## Short problem
Write out the whole listing again, exactly as given.

**** Provided material

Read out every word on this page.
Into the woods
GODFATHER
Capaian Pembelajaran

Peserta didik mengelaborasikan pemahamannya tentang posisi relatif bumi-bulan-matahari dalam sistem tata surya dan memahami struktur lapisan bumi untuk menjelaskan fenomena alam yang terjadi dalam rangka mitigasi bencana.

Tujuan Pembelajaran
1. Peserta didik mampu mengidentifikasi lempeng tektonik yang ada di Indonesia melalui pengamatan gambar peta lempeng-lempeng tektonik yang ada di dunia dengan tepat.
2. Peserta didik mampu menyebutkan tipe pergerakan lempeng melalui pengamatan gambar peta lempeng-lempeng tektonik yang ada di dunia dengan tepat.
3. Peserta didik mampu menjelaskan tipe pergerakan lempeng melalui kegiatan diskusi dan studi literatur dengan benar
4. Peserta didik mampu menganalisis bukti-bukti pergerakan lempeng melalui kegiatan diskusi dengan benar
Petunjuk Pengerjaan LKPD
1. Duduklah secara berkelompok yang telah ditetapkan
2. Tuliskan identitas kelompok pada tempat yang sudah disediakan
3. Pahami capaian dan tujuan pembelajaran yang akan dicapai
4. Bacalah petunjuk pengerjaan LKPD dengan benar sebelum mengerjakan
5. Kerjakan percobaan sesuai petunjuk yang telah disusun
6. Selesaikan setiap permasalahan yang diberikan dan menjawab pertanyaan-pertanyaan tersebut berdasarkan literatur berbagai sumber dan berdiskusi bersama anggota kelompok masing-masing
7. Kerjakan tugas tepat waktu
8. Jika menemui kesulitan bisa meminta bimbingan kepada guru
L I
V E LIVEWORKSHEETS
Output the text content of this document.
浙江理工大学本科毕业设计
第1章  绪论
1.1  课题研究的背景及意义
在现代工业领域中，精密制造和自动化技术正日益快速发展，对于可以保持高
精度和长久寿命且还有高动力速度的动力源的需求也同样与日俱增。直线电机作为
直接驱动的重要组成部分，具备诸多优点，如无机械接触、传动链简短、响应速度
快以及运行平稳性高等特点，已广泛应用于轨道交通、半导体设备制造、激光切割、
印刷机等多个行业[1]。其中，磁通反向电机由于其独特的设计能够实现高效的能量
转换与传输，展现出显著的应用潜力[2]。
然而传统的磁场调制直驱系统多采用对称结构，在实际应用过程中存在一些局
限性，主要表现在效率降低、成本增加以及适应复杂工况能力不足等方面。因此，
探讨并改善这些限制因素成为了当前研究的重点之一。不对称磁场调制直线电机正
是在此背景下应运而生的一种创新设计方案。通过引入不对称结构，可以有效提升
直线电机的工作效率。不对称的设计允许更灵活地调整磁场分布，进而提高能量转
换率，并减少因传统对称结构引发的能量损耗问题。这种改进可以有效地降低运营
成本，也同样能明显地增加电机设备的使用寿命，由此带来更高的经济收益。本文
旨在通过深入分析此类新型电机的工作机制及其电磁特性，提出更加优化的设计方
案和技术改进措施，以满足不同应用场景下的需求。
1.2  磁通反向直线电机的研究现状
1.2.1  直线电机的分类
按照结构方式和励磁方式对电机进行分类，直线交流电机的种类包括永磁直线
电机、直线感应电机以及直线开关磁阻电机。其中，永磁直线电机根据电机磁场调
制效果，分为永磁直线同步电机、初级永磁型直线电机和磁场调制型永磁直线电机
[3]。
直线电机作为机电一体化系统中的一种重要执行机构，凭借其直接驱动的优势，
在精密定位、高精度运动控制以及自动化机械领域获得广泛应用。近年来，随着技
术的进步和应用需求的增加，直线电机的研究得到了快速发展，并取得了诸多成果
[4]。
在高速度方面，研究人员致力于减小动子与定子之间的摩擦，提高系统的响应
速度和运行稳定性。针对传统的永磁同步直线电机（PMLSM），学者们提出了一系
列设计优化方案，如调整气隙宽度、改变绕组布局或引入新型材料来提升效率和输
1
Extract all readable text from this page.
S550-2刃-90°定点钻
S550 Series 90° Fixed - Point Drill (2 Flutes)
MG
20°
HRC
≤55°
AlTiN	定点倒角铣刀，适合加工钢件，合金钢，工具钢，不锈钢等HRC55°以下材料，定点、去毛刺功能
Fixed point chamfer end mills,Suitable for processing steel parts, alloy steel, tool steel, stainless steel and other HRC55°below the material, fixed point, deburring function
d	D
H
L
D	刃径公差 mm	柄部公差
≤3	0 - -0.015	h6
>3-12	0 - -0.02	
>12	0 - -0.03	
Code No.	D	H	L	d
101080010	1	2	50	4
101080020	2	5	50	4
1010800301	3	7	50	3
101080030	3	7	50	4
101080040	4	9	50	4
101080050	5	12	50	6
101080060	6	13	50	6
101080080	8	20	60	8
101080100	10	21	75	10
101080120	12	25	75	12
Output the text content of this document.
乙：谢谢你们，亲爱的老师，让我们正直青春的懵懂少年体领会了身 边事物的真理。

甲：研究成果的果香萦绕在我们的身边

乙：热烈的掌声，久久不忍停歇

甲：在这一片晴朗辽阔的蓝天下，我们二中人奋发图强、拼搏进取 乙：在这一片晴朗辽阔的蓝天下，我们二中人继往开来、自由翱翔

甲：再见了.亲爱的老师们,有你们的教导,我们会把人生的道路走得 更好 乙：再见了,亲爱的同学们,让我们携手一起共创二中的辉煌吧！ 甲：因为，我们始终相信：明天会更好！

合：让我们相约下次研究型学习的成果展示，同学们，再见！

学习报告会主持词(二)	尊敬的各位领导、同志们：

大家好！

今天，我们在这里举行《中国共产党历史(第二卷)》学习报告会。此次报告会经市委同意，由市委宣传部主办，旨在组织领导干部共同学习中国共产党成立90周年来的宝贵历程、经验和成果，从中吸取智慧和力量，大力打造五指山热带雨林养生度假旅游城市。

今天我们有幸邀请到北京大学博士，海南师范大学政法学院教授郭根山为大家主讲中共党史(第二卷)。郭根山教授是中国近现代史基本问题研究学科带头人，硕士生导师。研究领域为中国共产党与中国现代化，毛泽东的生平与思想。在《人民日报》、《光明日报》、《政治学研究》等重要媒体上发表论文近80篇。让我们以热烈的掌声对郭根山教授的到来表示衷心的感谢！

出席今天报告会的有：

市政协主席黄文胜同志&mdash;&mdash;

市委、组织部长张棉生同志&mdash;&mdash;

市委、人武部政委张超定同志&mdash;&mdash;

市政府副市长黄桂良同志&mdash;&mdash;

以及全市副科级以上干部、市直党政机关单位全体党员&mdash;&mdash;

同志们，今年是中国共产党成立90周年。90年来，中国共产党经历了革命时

********

## Task solution
Read out every word on this page.
Into the woods
GODFATHER
Capaian Pembelajaran

Peserta didik mengelaborasikan pemahamannya tentang posisi relatif bumi-bulan-matahari dalam sistem tata surya dan memahami struktur lapisan bumi untuk menjelaskan fenomena alam yang terjadi dalam rangka mitigasi bencana.

Tujuan Pembelajaran
1. Peserta didik mampu mengidentifikasi lempeng tektonik yang ada di Indonesia melalui pengamatan gambar peta lempeng-lempeng tektonik yang ada di dunia dengan tepat.
2. Peserta didik mampu menyebutkan tipe pergerakan lempeng melalui pengamatan gambar peta lempeng-lempeng tektonik yang ada di dunia dengan tepat.
3. Peserta didik mampu menjelaskan tipe pergerakan lempeng melalui kegiatan diskusi dan studi literatur dengan benar
4. Peserta didik mampu menganalisis bukti-bukti pergerakan lempeng melalui kegiatan diskusi dengan benar
Petunjuk Pengerjaan LKPD
1. Duduklah secara berkelompok yang telah ditetapkan
2. Tuliskan identitas kelompok pada tempat yang sudah disediakan
3. Pahami capaian dan tujuan pembelajaran yang akan dicapai
4. Bacalah petunjuk pengerjaan LKPD dengan benar sebelum mengerjakan
5. Kerjakan percobaan sesuai petunjuk yang telah disusun
6. Selesaikan setiap permasalahan yang diberikan dan menjawab pertanyaan-pertanyaan tersebut berdasarkan literatur berbagai sumber dan berdiskusi bersama anggota kelompok masing-masing
7. Kerjakan tugas tepat waktu
8. Jika menemui kesulitan bisa meminta bimbingan kepada guru
L I
V E LIVEWORKSHEETS
Output the text content of this document.
浙江理工大学本科毕业设计
第1章  绪论
1.1  课题研究的背景及意义
在现代工业领域中，精密制造和自动化技术正日益快速发展，对于可以保持高
精度和长久寿命且还有高动力速度的动力源的需求也同样与日俱增。直线电机作为
直接驱动的重要组成部分，具备诸多优点，如无机械接触、传动链简短、响应速度
快以及运行平稳性高等特点，已广泛应用于轨道交通、半导体设备制造、激光切割、
印刷机等多个行业[1]。其中，磁通反向电机由于其独特的设计能够实现高效的能量
转换与传输，展现出显著的应用潜力[2]。
然而传统的磁场调制直驱系统多采用对称结构，在实际应用过程中存在一些局
限性，主要表现在效率降低、成本增加以及适应复杂工况能力不足等方面。因此，
探讨并改善这些限制因素成为了当前研究的重点之一。不对称磁场调制直线电机正
是在此背景下应运而生的一种创新设计方案。通过引入不对称结构，可以有效提升
直线电机的工作效率。不对称的设计允许更灵活地调整磁场分布，进而提高能量转
换率，并减少因传统对称结构引发的能量损耗问题。这种改进可以有效地降低运营
成本，也同样能明显地增加电机设备的使用寿命，由此带来更高的经济收益。本文
旨在通过深入分析此类新型电机的工作机制及其电磁特性，提出更加优化的设计方
案和技术改进措施，以满足不同应用场景下的需求。
1.2  磁通反向直线电机的研究现状
1.2.1  直线电机的分类
按照结构方式和励磁方式对电机进行分类，直线交流电机的种类包括永磁直线
电机、直线感应电机以及直线开关磁阻电机。其中，永磁直线电机根据电机磁场调
制效果，分为永磁直线同步电机、初级永磁型直线电机和磁场调制型永磁直线电机
[3]。
直线电机作为机电一体化系统中的一种重要执行机构，凭借其直接驱动的优势，
在精密定位、高精度运动控制以及自动化机械领域获得广泛应用。近年来，随着技
术的进步和应用需求的增加，直线电机的研究得到了快速发展，并取得了诸多成果
[4]。
在高速度方面，研究人员致力于减小动子与定子之间的摩擦，提高系统的响应
速度和运行稳定性。针对传统的永磁同步直线电机（PMLSM），学者们提出了一系
列设计优化方案，如调整气隙宽度、改变绕组布局或引入新型材料来提升效率和输
1
Extract all readable text from this page.
S550-2刃-90°定点钻
S550 Series 90° Fixed - Point Drill (2 Flutes)
MG
20°
HRC
≤55°
AlTiN	定点倒角铣刀，适合加工钢件，合金钢，工具钢，不锈钢等HRC55°以下材料，定点、去毛刺功能
Fixed point chamfer end mills,Suitable for processing steel parts, alloy steel, tool steel, stainless steel and other HRC55°below the material, fixed point, deburring function
d	D
H
L
D	刃径公差 mm	柄部公差
≤3	0 - -0.015	h6
>3-12	0 - -0.02	
>12	0 - -0.03	
Code No.	D	H	L	d
101080010	1	2	50	4
101080020	2	5	50	4
1010800301	3	7	50	3
101080030	3	7	50	4
101080040	4	9	50	4
101080050	5	12	50	6
101080060	6	13	50	6
101080080	8	20	60	8
101080100	10	21	75	10
101080120	12	25	75	12
Output the text content of this document.
乙：谢谢你们，亲爱的老师，让我们正直青春的懵懂少年体领会了身 边事物的真理。

甲：研究成果的果香萦绕在我们的身边

乙：热烈的掌声，久久不忍停歇

甲：在这一片晴朗辽阔的蓝天下，我们二中人奋发图强、拼搏进取 乙：在这一片晴朗辽阔的蓝天下，我们二中人继往开来、自由翱翔

甲：再见了.亲爱的老师们,有你们的教导,我们会把人生的道路走得 更好 乙：再见了,亲爱的同学们,让我们携手一起共创二中的辉煌吧！ 甲：因为，我们始终相信：明天会更好！

合：让我们相约下次研究型学习的成果展示，同学们，再见！

学习报告会主持词(二)	尊敬的各位领导、同志们：

大家好！

今天，我们在这里举行《中国共产党历史(第二卷)》学习报告会。此次报告会经市委同意，由市委宣传部主办，旨在组织领导干部共同学习中国共产党成立90周年来的宝贵历程、经验和成果，从中吸取智慧和力量，大力打造五指山热带雨林养生度假旅游城市。

今天我们有幸邀请到北京大学博士，海南师范大学政法学院教授郭根山为大家主讲中共党史(第二卷)。郭根山教授是中国近现代史基本问题研究学科带头人，硕士生导师。研究领域为中国共产党与中国现代化，毛泽东的生平与思想。在《人民日报》、《光明日报》、《政治学研究》等重要媒体上发表论文近80篇。让我们以热烈的掌声对郭根山教授的到来表示衷心的感谢！

出席今天报告会的有：

市政协主席黄文胜同志&mdash;&mdash;

市委、组织部长张棉生同志&mdash;&mdash;

市委、人武部政委张超定同志&mdash;&mdash;

市政府副市长黄桂良同志&mdash;&mdash;

以及全市副科级以上干部、市直党政机关单位全体党员&mdash;&mdash;

同志们，今年是中国共产党成立90周年。90年来，中国共产党经历了革命时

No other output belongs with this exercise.